* DIRECTIONS
Restate the records that follow word for word; no pictures should appear.

═══ WORKING DATA ═══

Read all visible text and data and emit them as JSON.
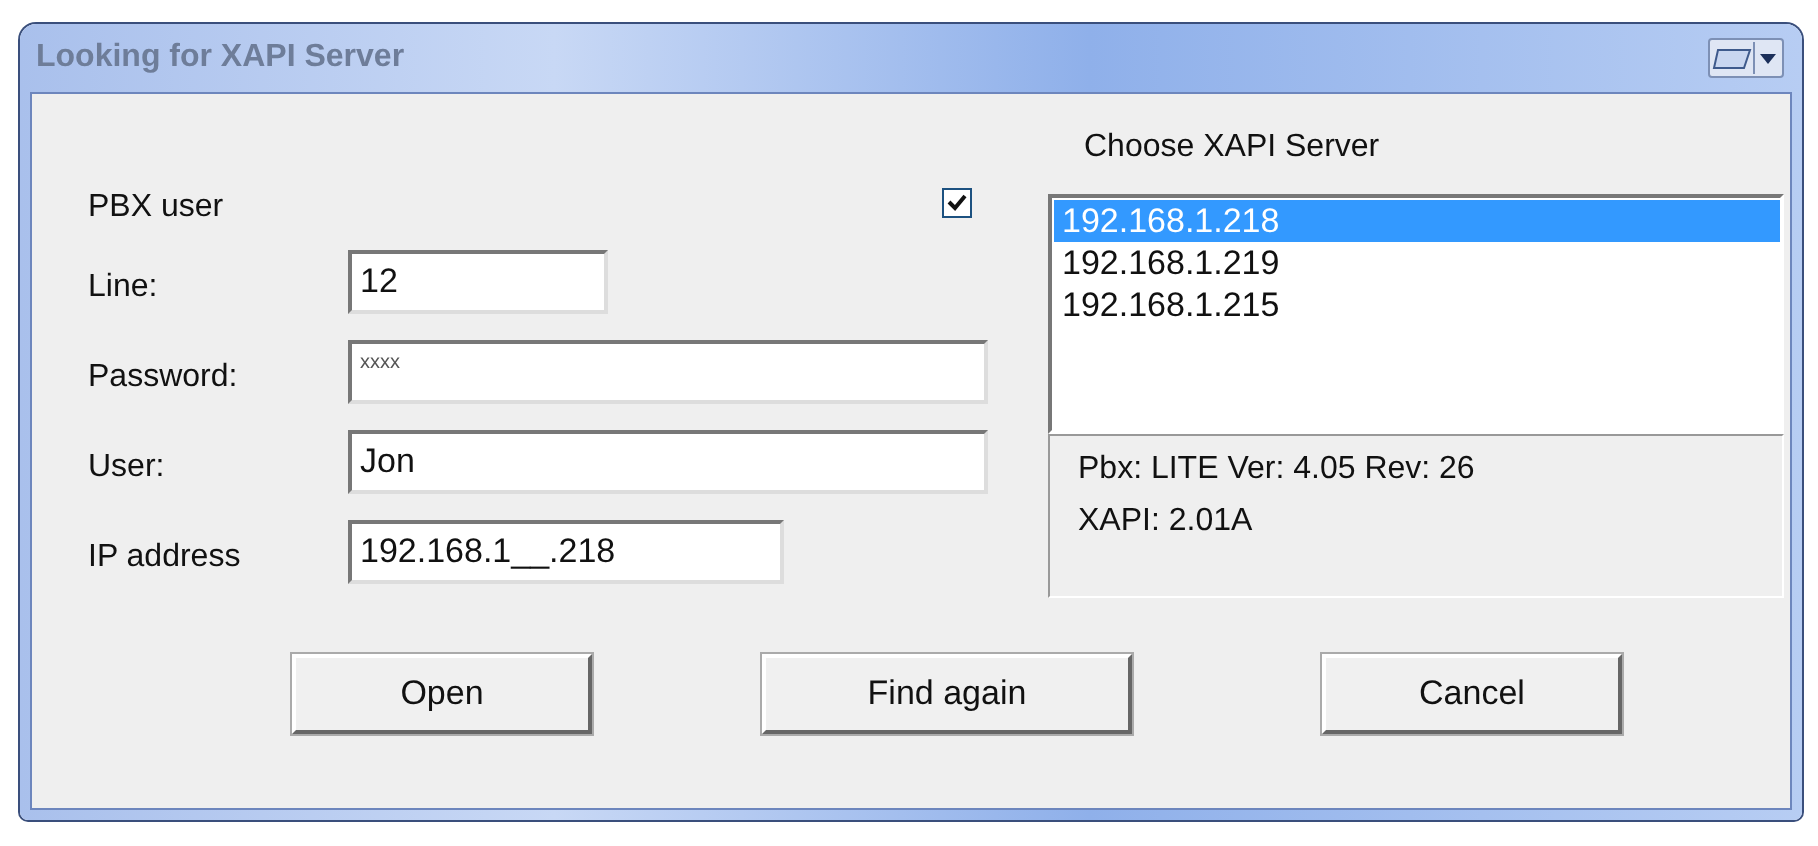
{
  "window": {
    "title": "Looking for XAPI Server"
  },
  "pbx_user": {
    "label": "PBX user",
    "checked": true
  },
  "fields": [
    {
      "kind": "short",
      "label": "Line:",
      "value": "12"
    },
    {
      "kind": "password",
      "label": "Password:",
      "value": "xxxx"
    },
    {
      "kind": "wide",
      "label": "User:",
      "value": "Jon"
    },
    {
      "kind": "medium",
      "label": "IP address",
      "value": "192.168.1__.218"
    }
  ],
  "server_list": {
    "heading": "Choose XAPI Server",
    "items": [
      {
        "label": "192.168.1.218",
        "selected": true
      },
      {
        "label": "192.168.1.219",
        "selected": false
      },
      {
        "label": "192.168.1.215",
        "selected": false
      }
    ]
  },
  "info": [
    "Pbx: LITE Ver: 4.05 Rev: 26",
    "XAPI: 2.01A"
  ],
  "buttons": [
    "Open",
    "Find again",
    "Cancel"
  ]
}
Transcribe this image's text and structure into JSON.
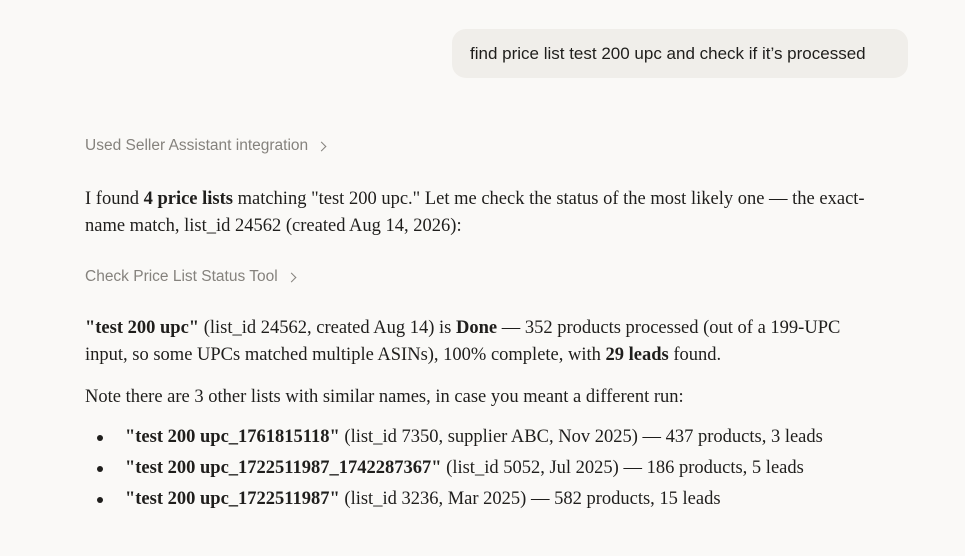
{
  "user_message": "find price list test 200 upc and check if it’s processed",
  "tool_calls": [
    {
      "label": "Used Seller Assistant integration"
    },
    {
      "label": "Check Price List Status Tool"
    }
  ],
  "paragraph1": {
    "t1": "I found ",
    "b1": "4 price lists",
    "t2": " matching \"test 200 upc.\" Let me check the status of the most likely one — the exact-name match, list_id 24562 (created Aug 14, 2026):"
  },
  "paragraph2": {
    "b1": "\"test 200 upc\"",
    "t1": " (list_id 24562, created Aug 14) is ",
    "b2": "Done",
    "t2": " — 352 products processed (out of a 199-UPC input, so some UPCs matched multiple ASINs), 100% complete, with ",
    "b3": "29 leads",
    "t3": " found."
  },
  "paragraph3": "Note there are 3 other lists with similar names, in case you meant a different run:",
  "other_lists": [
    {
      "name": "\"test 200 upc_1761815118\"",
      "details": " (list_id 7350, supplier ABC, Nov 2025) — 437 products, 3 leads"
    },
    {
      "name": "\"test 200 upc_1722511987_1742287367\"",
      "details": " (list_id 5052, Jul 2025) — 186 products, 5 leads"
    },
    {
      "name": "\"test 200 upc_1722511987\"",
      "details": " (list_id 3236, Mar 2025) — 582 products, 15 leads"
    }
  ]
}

═══

* REPLY TO THE EXERCISE
Read all visible text and data and emit them as JSON.
{
  "window": {
    "title": "Looking for XAPI Server"
  },
  "pbx_user": {
    "label": "PBX user",
    "checked": true
  },
  "fields": [
    {
      "kind": "short",
      "label": "Line:",
      "value": "12"
    },
    {
      "kind": "password",
      "label": "Password:",
      "value": "xxxx"
    },
    {
      "kind": "wide",
      "label": "User:",
      "value": "Jon"
    },
    {
      "kind": "medium",
      "label": "IP address",
      "value": "192.168.1__.218"
    }
  ],
  "server_list": {
    "heading": "Choose XAPI Server",
    "items": [
      {
        "label": "192.168.1.218",
        "selected": true
      },
      {
        "label": "192.168.1.219",
        "selected": false
      },
      {
        "label": "192.168.1.215",
        "selected": false
      }
    ]
  },
  "info": [
    "Pbx: LITE Ver: 4.05 Rev: 26",
    "XAPI: 2.01A"
  ],
  "buttons": [
    "Open",
    "Find again",
    "Cancel"
  ]
}
Transcribe this image's text and structure into JSON.
{
  "user_message": "find price list test 200 upc and check if it’s processed",
  "tool_calls": [
    {
      "label": "Used Seller Assistant integration"
    },
    {
      "label": "Check Price List Status Tool"
    }
  ],
  "paragraph1": {
    "t1": "I found ",
    "b1": "4 price lists",
    "t2": " matching \"test 200 upc.\" Let me check the status of the most likely one — the exact-name match, list_id 24562 (created Aug 14, 2026):"
  },
  "paragraph2": {
    "b1": "\"test 200 upc\"",
    "t1": " (list_id 24562, created Aug 14) is ",
    "b2": "Done",
    "t2": " — 352 products processed (out of a 199-UPC input, so some UPCs matched multiple ASINs), 100% complete, with ",
    "b3": "29 leads",
    "t3": " found."
  },
  "paragraph3": "Note there are 3 other lists with similar names, in case you meant a different run:",
  "other_lists": [
    {
      "name": "\"test 200 upc_1761815118\"",
      "details": " (list_id 7350, supplier ABC, Nov 2025) — 437 products, 3 leads"
    },
    {
      "name": "\"test 200 upc_1722511987_1742287367\"",
      "details": " (list_id 5052, Jul 2025) — 186 products, 5 leads"
    },
    {
      "name": "\"test 200 upc_1722511987\"",
      "details": " (list_id 3236, Mar 2025) — 582 products, 15 leads"
    }
  ]
}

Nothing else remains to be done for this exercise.